--- Start Excerpted records ---

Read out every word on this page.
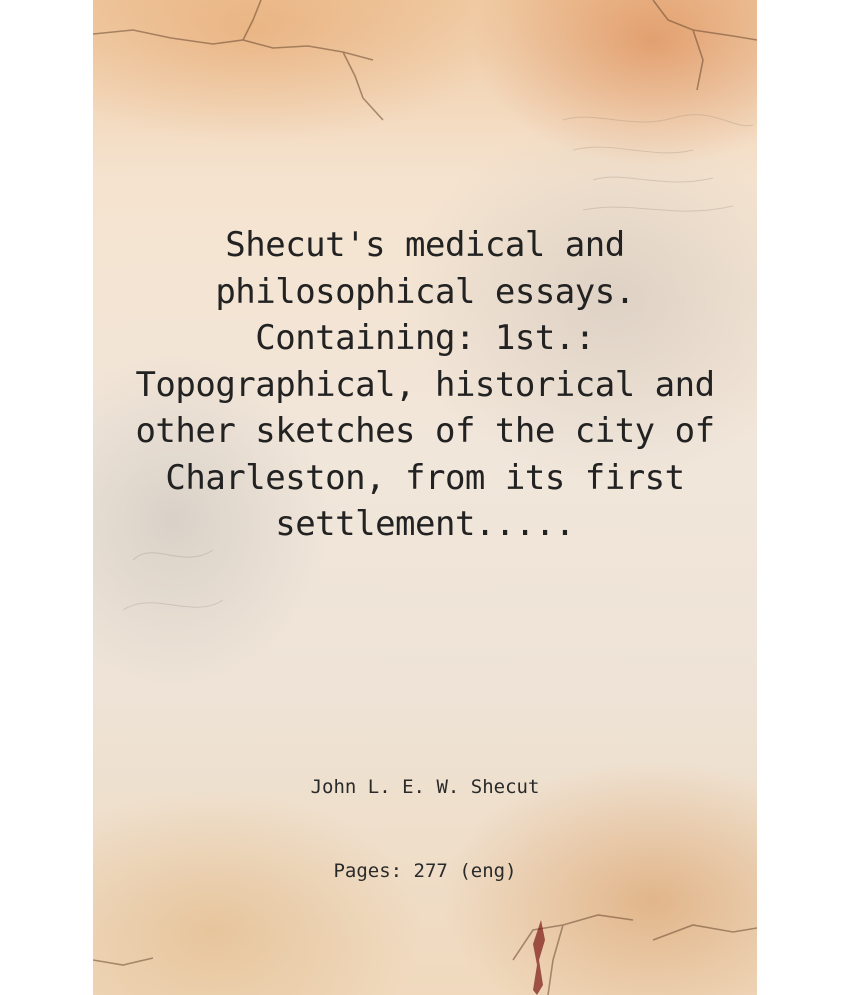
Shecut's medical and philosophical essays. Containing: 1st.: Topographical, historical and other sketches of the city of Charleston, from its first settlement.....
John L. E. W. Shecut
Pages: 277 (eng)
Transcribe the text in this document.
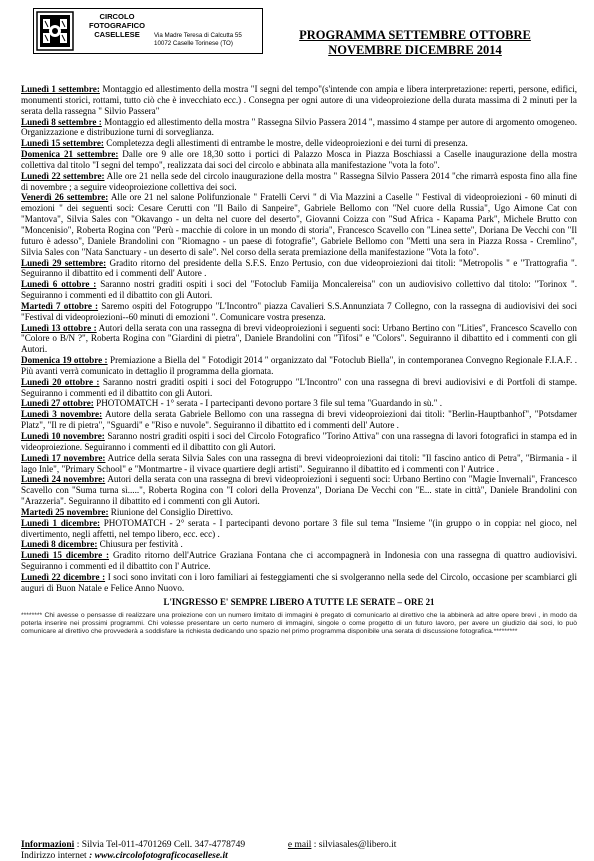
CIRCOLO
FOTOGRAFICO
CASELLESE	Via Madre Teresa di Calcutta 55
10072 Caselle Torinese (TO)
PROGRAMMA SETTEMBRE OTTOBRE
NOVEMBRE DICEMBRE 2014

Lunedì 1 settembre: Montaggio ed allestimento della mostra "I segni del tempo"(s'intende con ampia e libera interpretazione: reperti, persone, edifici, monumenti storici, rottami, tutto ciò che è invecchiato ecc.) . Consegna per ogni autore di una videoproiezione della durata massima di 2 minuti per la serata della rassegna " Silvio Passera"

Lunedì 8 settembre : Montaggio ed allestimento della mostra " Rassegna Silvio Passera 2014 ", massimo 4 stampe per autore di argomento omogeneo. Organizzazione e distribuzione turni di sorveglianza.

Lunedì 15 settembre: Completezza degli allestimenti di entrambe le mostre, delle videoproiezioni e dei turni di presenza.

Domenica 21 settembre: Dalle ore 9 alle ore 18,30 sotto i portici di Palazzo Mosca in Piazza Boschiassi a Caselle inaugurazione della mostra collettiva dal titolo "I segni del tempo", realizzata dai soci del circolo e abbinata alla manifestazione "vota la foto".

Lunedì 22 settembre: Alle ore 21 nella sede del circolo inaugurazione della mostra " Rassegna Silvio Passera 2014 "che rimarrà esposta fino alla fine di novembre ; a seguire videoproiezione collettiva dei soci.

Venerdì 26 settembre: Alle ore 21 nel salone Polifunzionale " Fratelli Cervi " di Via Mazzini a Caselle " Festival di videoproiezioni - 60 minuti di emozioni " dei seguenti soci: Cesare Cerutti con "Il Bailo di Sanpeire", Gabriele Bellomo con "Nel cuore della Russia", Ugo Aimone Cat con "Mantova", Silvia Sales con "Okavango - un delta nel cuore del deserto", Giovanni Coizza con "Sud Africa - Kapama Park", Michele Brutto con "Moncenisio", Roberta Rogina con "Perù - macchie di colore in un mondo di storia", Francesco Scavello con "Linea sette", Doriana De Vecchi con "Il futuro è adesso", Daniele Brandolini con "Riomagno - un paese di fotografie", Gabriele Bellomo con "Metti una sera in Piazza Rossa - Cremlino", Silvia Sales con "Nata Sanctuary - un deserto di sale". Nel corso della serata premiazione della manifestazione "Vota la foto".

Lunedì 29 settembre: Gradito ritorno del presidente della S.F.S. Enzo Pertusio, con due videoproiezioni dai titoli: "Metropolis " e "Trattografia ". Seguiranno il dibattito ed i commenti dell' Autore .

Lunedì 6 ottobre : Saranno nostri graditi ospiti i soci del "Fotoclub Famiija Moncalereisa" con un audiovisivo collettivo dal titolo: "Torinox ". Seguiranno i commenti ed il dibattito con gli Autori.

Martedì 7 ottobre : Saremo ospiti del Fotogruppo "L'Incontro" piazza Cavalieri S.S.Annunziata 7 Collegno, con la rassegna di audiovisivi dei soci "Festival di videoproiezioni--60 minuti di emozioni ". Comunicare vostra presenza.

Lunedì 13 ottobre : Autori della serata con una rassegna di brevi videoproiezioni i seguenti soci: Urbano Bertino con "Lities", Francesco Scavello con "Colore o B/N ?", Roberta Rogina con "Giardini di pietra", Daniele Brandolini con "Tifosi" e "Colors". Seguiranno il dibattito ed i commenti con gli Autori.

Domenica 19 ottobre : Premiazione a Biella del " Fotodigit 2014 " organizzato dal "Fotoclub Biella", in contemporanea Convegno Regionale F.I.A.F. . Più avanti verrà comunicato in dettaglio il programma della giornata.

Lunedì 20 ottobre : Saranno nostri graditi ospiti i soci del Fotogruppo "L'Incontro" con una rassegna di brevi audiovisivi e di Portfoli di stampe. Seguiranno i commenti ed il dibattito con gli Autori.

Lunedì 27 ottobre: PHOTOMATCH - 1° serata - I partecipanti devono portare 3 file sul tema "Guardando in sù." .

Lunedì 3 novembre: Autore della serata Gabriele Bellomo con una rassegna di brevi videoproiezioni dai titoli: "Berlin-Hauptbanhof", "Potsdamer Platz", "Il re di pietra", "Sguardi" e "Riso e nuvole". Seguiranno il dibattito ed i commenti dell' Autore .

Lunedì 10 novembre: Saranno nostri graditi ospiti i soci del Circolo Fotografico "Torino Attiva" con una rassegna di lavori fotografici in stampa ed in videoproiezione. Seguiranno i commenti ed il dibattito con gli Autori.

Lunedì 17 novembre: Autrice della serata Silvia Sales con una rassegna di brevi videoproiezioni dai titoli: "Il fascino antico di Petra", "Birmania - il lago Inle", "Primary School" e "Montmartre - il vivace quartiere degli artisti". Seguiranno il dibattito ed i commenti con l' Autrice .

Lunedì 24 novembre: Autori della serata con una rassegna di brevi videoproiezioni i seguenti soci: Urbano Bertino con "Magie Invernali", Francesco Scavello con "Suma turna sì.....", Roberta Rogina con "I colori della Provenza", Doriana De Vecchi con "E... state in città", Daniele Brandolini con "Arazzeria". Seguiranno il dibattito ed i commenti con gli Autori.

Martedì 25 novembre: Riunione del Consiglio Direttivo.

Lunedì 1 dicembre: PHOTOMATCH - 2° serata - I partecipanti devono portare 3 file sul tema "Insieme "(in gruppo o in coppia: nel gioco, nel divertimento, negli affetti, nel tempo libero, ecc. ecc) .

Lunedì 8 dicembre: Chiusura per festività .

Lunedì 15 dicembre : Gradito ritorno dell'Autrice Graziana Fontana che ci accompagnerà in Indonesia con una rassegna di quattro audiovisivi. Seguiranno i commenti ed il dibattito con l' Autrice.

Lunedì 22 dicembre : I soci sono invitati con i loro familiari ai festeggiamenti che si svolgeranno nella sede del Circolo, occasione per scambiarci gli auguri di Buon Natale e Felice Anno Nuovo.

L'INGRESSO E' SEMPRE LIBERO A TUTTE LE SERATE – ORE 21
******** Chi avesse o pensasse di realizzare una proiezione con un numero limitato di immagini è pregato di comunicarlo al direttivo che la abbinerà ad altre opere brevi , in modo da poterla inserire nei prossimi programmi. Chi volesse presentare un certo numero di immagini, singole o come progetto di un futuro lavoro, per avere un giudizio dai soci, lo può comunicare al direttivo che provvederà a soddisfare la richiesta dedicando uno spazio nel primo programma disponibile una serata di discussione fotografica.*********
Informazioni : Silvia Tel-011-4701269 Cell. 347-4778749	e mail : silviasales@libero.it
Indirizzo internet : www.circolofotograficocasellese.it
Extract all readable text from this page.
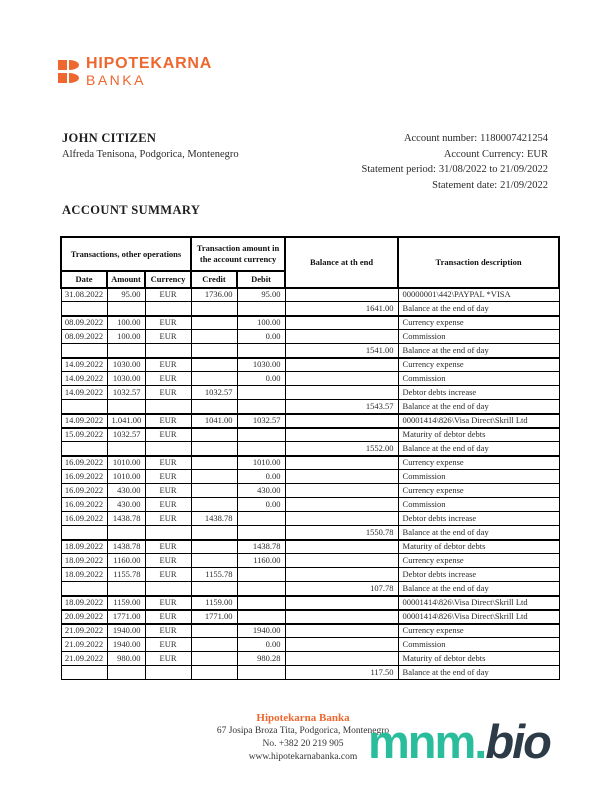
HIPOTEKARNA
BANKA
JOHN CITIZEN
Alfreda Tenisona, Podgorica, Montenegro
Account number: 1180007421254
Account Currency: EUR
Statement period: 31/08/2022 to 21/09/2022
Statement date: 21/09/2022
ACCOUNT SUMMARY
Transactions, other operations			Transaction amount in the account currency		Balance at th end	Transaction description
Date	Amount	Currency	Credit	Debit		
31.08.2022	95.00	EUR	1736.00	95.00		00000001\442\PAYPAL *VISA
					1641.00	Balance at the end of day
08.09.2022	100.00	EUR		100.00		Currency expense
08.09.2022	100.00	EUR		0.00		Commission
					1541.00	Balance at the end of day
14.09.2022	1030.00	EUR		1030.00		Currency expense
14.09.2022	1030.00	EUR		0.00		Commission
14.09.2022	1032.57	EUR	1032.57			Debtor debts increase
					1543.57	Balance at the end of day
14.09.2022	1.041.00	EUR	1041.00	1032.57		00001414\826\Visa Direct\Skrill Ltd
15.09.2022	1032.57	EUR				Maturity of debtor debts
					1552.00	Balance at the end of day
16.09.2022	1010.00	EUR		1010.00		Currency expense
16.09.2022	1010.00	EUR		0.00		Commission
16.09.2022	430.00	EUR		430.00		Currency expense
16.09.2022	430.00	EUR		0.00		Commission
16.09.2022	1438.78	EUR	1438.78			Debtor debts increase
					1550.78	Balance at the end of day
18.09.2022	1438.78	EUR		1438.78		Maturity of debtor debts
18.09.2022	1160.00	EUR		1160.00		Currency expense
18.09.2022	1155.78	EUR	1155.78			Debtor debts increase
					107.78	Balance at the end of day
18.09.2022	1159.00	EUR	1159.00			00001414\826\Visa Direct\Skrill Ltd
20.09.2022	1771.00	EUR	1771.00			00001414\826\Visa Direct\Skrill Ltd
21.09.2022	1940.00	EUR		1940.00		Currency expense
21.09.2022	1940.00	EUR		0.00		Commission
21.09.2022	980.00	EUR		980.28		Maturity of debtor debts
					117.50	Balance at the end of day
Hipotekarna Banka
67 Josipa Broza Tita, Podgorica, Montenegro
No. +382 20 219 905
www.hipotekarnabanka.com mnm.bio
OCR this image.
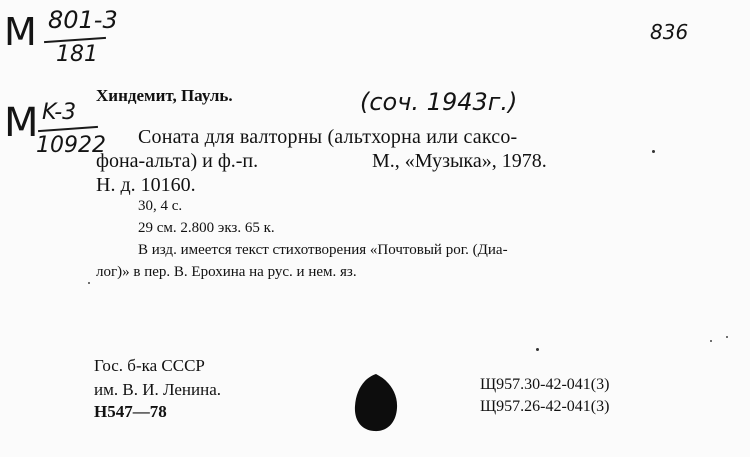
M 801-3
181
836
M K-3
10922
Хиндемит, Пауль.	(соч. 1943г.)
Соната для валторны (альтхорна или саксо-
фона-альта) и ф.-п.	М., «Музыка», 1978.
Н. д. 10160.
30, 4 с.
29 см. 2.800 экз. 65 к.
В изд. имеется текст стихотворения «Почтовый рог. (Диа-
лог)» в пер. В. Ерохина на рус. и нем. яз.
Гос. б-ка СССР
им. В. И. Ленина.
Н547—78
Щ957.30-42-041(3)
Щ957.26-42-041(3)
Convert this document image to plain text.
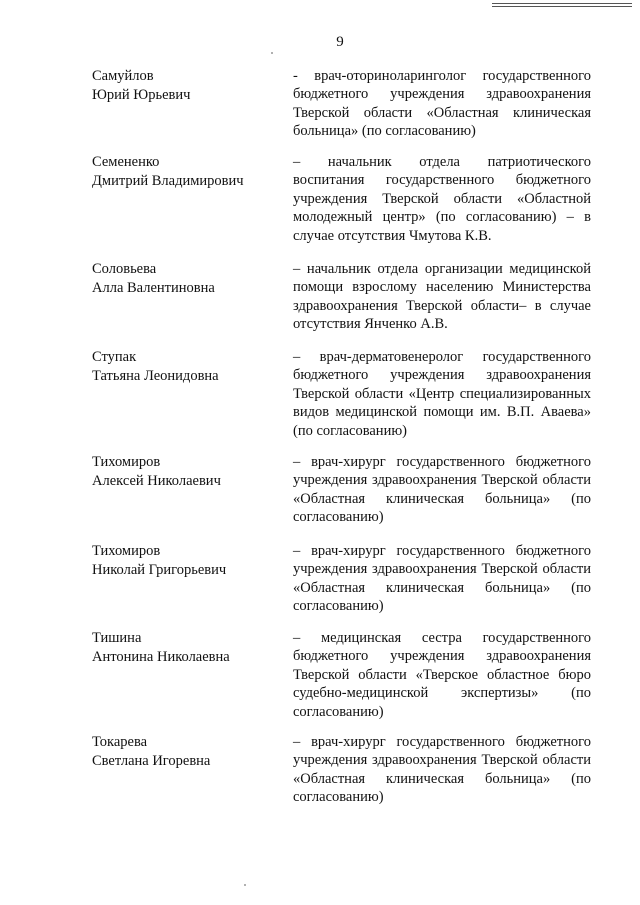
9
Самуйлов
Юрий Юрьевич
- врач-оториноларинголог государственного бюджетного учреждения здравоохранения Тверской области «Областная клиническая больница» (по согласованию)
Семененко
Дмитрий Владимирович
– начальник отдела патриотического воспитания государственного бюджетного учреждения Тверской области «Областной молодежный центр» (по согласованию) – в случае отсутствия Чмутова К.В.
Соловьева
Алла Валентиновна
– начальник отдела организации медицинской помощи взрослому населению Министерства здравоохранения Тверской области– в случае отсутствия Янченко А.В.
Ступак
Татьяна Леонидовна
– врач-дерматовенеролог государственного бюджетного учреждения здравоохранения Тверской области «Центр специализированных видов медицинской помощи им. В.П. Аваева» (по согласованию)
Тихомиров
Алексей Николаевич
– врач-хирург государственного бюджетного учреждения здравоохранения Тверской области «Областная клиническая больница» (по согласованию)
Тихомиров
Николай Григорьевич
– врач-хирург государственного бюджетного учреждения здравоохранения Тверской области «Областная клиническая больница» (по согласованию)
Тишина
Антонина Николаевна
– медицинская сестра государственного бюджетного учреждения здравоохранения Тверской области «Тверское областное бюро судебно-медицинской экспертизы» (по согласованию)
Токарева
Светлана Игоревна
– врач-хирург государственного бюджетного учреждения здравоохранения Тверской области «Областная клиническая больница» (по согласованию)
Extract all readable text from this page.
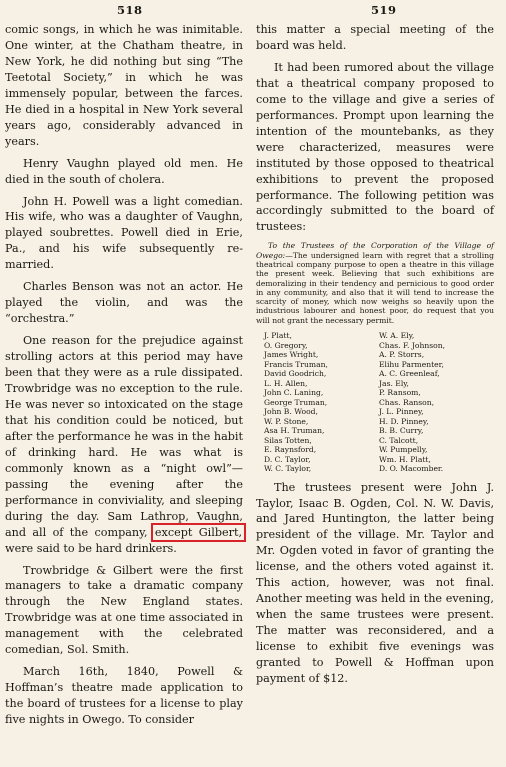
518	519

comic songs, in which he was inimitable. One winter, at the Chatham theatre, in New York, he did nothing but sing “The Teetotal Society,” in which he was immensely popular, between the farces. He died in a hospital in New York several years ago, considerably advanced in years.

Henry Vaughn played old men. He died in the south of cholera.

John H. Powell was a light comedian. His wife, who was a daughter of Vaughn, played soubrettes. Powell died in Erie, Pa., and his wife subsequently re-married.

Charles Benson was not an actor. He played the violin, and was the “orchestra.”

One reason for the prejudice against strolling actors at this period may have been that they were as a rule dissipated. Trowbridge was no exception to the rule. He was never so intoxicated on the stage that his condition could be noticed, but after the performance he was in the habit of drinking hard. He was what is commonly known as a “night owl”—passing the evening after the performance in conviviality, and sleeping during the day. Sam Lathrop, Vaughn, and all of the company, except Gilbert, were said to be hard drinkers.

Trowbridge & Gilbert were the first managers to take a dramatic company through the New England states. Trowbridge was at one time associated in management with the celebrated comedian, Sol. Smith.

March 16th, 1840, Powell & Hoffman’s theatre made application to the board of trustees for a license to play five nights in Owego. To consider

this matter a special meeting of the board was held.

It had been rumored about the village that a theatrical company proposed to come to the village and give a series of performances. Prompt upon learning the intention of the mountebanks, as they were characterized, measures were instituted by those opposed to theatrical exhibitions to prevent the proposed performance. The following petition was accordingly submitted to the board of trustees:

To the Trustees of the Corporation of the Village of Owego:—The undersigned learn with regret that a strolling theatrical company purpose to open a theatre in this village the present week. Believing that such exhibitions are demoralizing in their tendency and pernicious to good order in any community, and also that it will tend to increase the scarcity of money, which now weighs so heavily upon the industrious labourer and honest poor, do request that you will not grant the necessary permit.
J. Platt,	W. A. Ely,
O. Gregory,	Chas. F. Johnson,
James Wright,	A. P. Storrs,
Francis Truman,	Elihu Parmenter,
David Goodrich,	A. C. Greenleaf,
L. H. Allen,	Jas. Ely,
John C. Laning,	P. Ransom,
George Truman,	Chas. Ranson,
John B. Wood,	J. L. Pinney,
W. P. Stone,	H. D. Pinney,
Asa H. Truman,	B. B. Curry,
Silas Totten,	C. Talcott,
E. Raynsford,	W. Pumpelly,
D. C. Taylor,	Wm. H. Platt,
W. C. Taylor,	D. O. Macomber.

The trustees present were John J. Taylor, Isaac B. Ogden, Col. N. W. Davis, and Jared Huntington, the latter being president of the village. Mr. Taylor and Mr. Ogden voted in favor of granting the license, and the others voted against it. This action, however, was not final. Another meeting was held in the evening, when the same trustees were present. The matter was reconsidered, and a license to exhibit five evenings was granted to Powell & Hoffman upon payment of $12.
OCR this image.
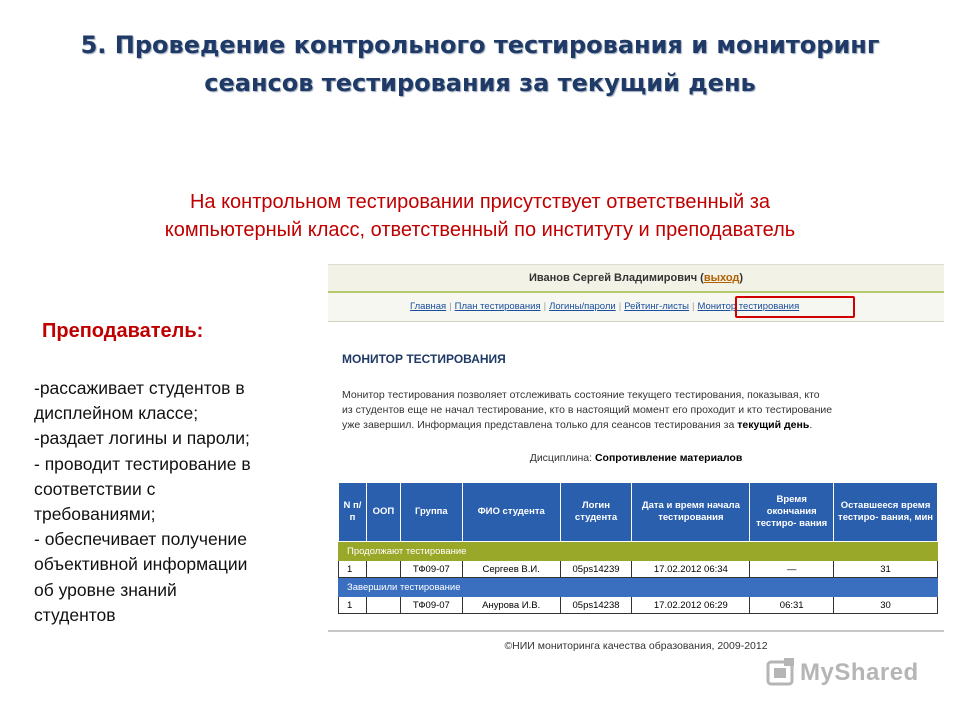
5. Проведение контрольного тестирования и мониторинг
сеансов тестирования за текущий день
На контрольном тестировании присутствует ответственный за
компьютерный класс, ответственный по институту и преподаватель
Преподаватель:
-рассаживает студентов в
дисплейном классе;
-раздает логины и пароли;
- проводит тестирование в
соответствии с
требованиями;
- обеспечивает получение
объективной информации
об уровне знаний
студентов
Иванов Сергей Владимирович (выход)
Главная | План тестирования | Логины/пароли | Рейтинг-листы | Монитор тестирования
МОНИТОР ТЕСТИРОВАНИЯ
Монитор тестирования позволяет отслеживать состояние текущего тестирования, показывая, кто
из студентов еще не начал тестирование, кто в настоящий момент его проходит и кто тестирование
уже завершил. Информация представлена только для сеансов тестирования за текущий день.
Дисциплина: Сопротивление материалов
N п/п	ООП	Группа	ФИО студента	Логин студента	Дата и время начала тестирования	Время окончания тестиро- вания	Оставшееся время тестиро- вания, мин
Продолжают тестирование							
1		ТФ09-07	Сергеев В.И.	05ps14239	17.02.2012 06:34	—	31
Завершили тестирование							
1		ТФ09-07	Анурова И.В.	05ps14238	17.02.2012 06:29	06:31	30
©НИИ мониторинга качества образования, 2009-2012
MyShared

--- End Excerpted records ---

Task to complete: Find all lines where the word "collettiva" appears. Copy them.

Result:
Domenica 21 settembre: Dalle ore 9 alle ore 18,30 sotto i portici di Palazzo Mosca in Piazza Boschiassi a Caselle inaugurazione della mostra collettiva dal titolo "I segni del tempo", realizzata dai soci del circolo e abbinata alla manifestazione "vota la foto".
Lunedì 22 settembre: Alle ore 21 nella sede del circolo inaugurazione della mostra " Rassegna Silvio Passera 2014 "che rimarrà esposta fino alla fine di novembre ; a seguire videoproiezione collettiva dei soci.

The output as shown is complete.